[Dataset items]
○ ○ ○ ○ ○

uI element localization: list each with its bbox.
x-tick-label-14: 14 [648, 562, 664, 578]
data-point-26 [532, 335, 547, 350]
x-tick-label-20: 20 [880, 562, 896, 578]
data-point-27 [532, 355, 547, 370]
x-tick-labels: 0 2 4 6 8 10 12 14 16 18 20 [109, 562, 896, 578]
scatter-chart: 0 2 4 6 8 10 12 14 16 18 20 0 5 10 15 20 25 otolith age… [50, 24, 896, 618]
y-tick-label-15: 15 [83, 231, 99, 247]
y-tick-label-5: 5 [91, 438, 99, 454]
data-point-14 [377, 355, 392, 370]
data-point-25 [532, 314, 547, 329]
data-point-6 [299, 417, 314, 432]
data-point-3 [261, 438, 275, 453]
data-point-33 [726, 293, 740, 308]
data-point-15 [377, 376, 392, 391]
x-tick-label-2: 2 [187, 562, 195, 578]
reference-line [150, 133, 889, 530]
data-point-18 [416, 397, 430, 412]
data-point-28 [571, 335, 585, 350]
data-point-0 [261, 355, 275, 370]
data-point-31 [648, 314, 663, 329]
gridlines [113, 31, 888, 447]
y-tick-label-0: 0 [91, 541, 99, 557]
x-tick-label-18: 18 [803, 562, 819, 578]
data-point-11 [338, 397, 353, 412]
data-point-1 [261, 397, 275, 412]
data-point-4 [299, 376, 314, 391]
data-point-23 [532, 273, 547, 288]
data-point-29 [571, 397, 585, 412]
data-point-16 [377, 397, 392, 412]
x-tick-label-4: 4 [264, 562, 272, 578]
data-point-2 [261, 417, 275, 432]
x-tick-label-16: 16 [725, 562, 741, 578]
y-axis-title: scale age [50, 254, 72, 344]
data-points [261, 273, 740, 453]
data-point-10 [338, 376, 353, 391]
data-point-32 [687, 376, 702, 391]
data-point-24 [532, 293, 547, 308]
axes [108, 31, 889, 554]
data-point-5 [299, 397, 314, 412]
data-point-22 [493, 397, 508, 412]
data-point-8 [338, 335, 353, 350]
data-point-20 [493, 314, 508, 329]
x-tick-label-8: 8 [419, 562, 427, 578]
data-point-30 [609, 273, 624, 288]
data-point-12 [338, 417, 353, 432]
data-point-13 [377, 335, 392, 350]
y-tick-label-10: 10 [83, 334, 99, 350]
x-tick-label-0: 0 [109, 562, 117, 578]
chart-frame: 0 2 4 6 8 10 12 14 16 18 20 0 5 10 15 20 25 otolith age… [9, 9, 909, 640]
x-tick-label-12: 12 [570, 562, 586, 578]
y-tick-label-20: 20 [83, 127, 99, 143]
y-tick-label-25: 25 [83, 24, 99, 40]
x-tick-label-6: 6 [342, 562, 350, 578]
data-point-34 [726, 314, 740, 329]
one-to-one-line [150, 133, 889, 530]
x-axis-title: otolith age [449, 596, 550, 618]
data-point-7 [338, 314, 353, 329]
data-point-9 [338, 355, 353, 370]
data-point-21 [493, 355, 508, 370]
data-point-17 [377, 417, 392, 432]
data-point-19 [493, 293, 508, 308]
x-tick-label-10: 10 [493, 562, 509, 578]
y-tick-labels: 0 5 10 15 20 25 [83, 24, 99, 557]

○ ○ ○ ○ ○

* _What is expected_
Format each line of the listing above as a numbered list, omitting any blank lines.

* _Solved exercise_
1. uI element localization: list each with its bbox.
2. x-tick-label-14: 14 [648, 562, 664, 578]
3. data-point-26 [532, 335, 547, 350]
4. x-tick-label-20: 20 [880, 562, 896, 578]
5. data-point-27 [532, 355, 547, 370]
6. x-tick-labels: 0 2 4 6 8 10 12 14 16 18 20 [109, 562, 896, 578]
7. scatter-chart: 0 2 4 6 8 10 12 14 16 18 20 0 5 10 15 20 25 otolith age… [50, 24, 896, 618]
8. y-tick-label-15: 15 [83, 231, 99, 247]
9. y-tick-label-5: 5 [91, 438, 99, 454]
10. data-point-14 [377, 355, 392, 370]
11. data-point-25 [532, 314, 547, 329]
12. data-point-6 [299, 417, 314, 432]
13. data-point-3 [261, 438, 275, 453]
14. data-point-33 [726, 293, 740, 308]
15. data-point-15 [377, 376, 392, 391]
16. x-tick-label-2: 2 [187, 562, 195, 578]
17. reference-line [150, 133, 889, 530]
18. data-point-18 [416, 397, 430, 412]
19. data-point-28 [571, 335, 585, 350]
20. data-point-0 [261, 355, 275, 370]
21. data-point-31 [648, 314, 663, 329]
22. gridlines [113, 31, 888, 447]
23. y-tick-label-0: 0 [91, 541, 99, 557]
24. x-tick-label-18: 18 [803, 562, 819, 578]
25. data-point-11 [338, 397, 353, 412]
26. data-point-1 [261, 397, 275, 412]
27. data-point-4 [299, 376, 314, 391]
28. data-point-23 [532, 273, 547, 288]
29. data-point-29 [571, 397, 585, 412]
30. data-point-16 [377, 397, 392, 412]
31. x-tick-label-4: 4 [264, 562, 272, 578]
32. data-point-2 [261, 417, 275, 432]
33. x-tick-label-16: 16 [725, 562, 741, 578]
34. y-axis-title: scale age [50, 254, 72, 344]
35. data-points [261, 273, 740, 453]
36. data-point-10 [338, 376, 353, 391]
37. data-point-32 [687, 376, 702, 391]
38. data-point-24 [532, 293, 547, 308]
39. axes [108, 31, 889, 554]
40. data-point-5 [299, 397, 314, 412]
41. data-point-22 [493, 397, 508, 412]
42. data-point-8 [338, 335, 353, 350]
43. data-point-20 [493, 314, 508, 329]
44. x-tick-label-8: 8 [419, 562, 427, 578]
45. data-point-30 [609, 273, 624, 288]
46. data-point-12 [338, 417, 353, 432]
47. data-point-13 [377, 335, 392, 350]
48. y-tick-label-10: 10 [83, 334, 99, 350]
49. x-tick-label-0: 0 [109, 562, 117, 578]
50. chart-frame: 0 2 4 6 8 10 12 14 16 18 20 0 5 10 15 20 25 otolith age… [9, 9, 909, 640]
51. x-tick-label-12: 12 [570, 562, 586, 578]
52. y-tick-label-20: 20 [83, 127, 99, 143]
53. y-tick-label-25: 25 [83, 24, 99, 40]
54. x-tick-label-6: 6 [342, 562, 350, 578]
55. data-point-34 [726, 314, 740, 329]
56. one-to-one-line [150, 133, 889, 530]
57. x-axis-title: otolith age [449, 596, 550, 618]
58. data-point-7 [338, 314, 353, 329]
59. data-point-9 [338, 355, 353, 370]
60. data-point-21 [493, 355, 508, 370]
61. data-point-17 [377, 417, 392, 432]
62. data-point-19 [493, 293, 508, 308]
63. x-tick-label-10: 10 [493, 562, 509, 578]
64. y-tick-labels: 0 5 10 15 20 25 [83, 24, 99, 557]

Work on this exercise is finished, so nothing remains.